§ Written exercise
In the rows below, swap "bounding box" for "enclosing rectangle" and leave everything else unchanged.

§ Provided data
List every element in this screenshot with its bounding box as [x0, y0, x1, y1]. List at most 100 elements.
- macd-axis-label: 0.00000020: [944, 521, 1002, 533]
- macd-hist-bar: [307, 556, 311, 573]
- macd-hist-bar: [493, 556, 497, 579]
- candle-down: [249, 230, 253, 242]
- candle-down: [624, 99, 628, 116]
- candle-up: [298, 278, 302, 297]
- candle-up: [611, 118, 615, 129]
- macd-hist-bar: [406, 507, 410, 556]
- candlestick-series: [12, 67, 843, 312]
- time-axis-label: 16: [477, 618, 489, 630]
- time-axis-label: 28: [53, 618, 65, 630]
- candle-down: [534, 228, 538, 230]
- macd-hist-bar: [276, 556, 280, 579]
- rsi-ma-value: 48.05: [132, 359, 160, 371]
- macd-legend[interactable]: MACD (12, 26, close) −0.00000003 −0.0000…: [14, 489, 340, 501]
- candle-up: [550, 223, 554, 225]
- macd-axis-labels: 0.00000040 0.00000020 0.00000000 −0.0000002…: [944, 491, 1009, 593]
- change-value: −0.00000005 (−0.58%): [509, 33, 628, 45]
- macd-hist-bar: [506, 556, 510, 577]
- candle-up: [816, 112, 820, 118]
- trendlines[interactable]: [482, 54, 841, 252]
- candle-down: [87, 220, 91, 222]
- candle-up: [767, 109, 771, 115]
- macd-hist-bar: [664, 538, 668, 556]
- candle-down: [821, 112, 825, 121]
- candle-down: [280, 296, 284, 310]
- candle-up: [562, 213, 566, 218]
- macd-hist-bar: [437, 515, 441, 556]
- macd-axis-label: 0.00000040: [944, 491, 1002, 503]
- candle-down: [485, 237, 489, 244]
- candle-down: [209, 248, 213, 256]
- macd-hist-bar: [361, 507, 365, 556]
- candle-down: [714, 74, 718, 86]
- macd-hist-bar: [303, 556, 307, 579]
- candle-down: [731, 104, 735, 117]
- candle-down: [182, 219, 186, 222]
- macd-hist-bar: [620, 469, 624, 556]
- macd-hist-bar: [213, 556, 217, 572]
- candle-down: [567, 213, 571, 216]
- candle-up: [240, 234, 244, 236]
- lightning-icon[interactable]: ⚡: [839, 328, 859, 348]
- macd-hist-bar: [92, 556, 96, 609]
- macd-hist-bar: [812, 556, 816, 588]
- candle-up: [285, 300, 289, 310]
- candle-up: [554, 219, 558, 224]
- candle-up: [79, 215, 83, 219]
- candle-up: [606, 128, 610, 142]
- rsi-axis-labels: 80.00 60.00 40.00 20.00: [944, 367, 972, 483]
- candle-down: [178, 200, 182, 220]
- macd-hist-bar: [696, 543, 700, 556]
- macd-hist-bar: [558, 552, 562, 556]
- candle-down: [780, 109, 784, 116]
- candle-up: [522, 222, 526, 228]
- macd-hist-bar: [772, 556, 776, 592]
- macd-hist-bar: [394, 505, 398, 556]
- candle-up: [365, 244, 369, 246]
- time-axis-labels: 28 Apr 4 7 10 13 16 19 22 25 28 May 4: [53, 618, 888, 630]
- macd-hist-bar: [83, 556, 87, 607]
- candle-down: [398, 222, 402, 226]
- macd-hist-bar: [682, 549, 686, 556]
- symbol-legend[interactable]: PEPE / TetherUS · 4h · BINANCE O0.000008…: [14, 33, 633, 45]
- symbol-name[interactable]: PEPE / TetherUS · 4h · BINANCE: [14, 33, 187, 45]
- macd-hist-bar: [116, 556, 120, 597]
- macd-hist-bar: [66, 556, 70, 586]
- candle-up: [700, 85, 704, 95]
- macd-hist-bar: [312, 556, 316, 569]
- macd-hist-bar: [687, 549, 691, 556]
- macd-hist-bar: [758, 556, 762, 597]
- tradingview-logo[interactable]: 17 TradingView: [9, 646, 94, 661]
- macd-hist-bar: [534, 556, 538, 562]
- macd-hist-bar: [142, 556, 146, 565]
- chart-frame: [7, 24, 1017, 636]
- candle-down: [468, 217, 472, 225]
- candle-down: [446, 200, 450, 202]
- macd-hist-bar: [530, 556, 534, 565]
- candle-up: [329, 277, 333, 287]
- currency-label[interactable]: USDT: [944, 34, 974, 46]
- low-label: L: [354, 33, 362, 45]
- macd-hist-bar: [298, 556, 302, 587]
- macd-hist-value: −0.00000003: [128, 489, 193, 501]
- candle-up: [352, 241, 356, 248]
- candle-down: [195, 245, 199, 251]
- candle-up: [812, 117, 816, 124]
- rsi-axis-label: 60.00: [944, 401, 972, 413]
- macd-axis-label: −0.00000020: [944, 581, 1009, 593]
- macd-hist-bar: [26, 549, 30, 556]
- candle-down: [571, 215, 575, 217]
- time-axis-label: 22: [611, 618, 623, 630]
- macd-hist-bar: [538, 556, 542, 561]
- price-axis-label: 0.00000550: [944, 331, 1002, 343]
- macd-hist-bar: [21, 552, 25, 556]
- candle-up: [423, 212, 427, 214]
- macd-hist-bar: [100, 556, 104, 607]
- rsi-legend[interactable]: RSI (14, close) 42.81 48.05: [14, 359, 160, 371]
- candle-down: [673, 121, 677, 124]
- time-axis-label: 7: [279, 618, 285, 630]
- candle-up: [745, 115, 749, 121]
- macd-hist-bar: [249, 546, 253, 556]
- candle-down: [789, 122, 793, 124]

§ Expected answer
List every element in this screenshot with its enclosing rectangle as [x0, y0, x1, y1]. List at most 100 elements.
- macd-axis-label: 0.00000020: [944, 521, 1002, 533]
- macd-hist-bar: [307, 556, 311, 573]
- macd-hist-bar: [493, 556, 497, 579]
- candle-down: [249, 230, 253, 242]
- candle-down: [624, 99, 628, 116]
- candle-up: [298, 278, 302, 297]
- candle-up: [611, 118, 615, 129]
- macd-hist-bar: [406, 507, 410, 556]
- candlestick-series: [12, 67, 843, 312]
- time-axis-label: 16: [477, 618, 489, 630]
- time-axis-label: 28: [53, 618, 65, 630]
- candle-down: [534, 228, 538, 230]
- macd-hist-bar: [276, 556, 280, 579]
- rsi-ma-value: 48.05: [132, 359, 160, 371]
- macd-legend[interactable]: MACD (12, 26, close) −0.00000003 −0.0000…: [14, 489, 340, 501]
- candle-up: [550, 223, 554, 225]
- macd-axis-labels: 0.00000040 0.00000020 0.00000000 −0.0000002…: [944, 491, 1009, 593]
- change-value: −0.00000005 (−0.58%): [509, 33, 628, 45]
- macd-hist-bar: [506, 556, 510, 577]
- candle-up: [816, 112, 820, 118]
- trendlines[interactable]: [482, 54, 841, 252]
- candle-down: [87, 220, 91, 222]
- candle-up: [767, 109, 771, 115]
- macd-hist-bar: [664, 538, 668, 556]
- candle-down: [821, 112, 825, 121]
- candle-down: [280, 296, 284, 310]
- candle-up: [562, 213, 566, 218]
- macd-hist-bar: [437, 515, 441, 556]
- macd-axis-label: 0.00000040: [944, 491, 1002, 503]
- candle-down: [485, 237, 489, 244]
- candle-down: [209, 248, 213, 256]
- macd-hist-bar: [361, 507, 365, 556]
- candle-down: [714, 74, 718, 86]
- macd-hist-bar: [303, 556, 307, 579]
- candle-down: [731, 104, 735, 117]
- candle-down: [182, 219, 186, 222]
- macd-hist-bar: [620, 469, 624, 556]
- macd-hist-bar: [213, 556, 217, 572]
- candle-down: [567, 213, 571, 216]
- candle-up: [240, 234, 244, 236]
- lightning-icon[interactable]: ⚡: [839, 328, 859, 348]
- macd-hist-bar: [92, 556, 96, 609]
- macd-hist-bar: [812, 556, 816, 588]
- candle-up: [285, 300, 289, 310]
- candle-up: [554, 219, 558, 224]
- candle-up: [79, 215, 83, 219]
- candle-up: [606, 128, 610, 142]
- rsi-axis-labels: 80.00 60.00 40.00 20.00: [944, 367, 972, 483]
- candle-down: [178, 200, 182, 220]
- macd-hist-bar: [696, 543, 700, 556]
- macd-hist-bar: [558, 552, 562, 556]
- candle-down: [780, 109, 784, 116]
- candle-up: [522, 222, 526, 228]
- macd-hist-bar: [772, 556, 776, 592]
- macd-hist-bar: [394, 505, 398, 556]
- candle-up: [365, 244, 369, 246]
- time-axis-labels: 28 Apr 4 7 10 13 16 19 22 25 28 May 4: [53, 618, 888, 630]
- macd-hist-bar: [83, 556, 87, 607]
- candle-down: [398, 222, 402, 226]
- macd-hist-bar: [682, 549, 686, 556]
- symbol-legend[interactable]: PEPE / TetherUS · 4h · BINANCE O0.000008…: [14, 33, 633, 45]
- symbol-name[interactable]: PEPE / TetherUS · 4h · BINANCE: [14, 33, 187, 45]
- macd-hist-bar: [116, 556, 120, 597]
- macd-hist-bar: [66, 556, 70, 586]
- candle-up: [700, 85, 704, 95]
- macd-hist-bar: [312, 556, 316, 569]
- macd-hist-bar: [687, 549, 691, 556]
- macd-hist-bar: [758, 556, 762, 597]
- tradingview-logo[interactable]: 17 TradingView: [9, 646, 94, 661]
- macd-hist-bar: [534, 556, 538, 562]
- macd-hist-bar: [142, 556, 146, 565]
- chart-frame: [7, 24, 1017, 636]
- candle-down: [468, 217, 472, 225]
- candle-down: [446, 200, 450, 202]
- macd-hist-bar: [530, 556, 534, 565]
- candle-up: [329, 277, 333, 287]
- currency-label[interactable]: USDT: [944, 34, 974, 46]
- low-label: L: [354, 33, 362, 45]
- macd-hist-bar: [298, 556, 302, 587]
- macd-hist-value: −0.00000003: [128, 489, 193, 501]
- candle-up: [352, 241, 356, 248]
- candle-down: [195, 245, 199, 251]
- candle-up: [812, 117, 816, 124]
- rsi-axis-label: 60.00: [944, 401, 972, 413]
- macd-axis-label: −0.00000020: [944, 581, 1009, 593]
- macd-hist-bar: [26, 549, 30, 556]
- candle-down: [571, 215, 575, 217]
- time-axis-label: 22: [611, 618, 623, 630]
- macd-hist-bar: [538, 556, 542, 561]
- price-axis-label: 0.00000550: [944, 331, 1002, 343]
- macd-hist-bar: [21, 552, 25, 556]
- candle-up: [423, 212, 427, 214]
- macd-hist-bar: [100, 556, 104, 607]
- rsi-legend[interactable]: RSI (14, close) 42.81 48.05: [14, 359, 160, 371]
- candle-down: [673, 121, 677, 124]
- time-axis-label: 7: [279, 618, 285, 630]
- candle-up: [745, 115, 749, 121]
- macd-hist-bar: [249, 546, 253, 556]
- candle-down: [789, 122, 793, 124]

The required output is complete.